## Data extract

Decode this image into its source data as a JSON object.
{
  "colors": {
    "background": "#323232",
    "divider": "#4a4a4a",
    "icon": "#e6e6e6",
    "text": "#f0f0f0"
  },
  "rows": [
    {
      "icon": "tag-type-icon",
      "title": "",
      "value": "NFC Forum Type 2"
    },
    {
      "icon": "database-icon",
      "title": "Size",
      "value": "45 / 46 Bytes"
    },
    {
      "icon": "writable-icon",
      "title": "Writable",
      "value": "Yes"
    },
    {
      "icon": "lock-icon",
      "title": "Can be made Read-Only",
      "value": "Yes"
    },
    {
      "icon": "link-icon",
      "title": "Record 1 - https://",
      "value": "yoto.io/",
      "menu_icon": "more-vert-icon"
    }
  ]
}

## Set task
Please quote every record above exactly as it appears.

## Result for this exercise
Decode this image into its source data as a JSON object.
{
  "colors": {
    "background": "#323232",
    "divider": "#4a4a4a",
    "icon": "#e6e6e6",
    "text": "#f0f0f0"
  },
  "rows": [
    {
      "icon": "tag-type-icon",
      "title": "",
      "value": "NFC Forum Type 2"
    },
    {
      "icon": "database-icon",
      "title": "Size",
      "value": "45 / 46 Bytes"
    },
    {
      "icon": "writable-icon",
      "title": "Writable",
      "value": "Yes"
    },
    {
      "icon": "lock-icon",
      "title": "Can be made Read-Only",
      "value": "Yes"
    },
    {
      "icon": "link-icon",
      "title": "Record 1 - https://",
      "value": "yoto.io/",
      "menu_icon": "more-vert-icon"
    }
  ]
}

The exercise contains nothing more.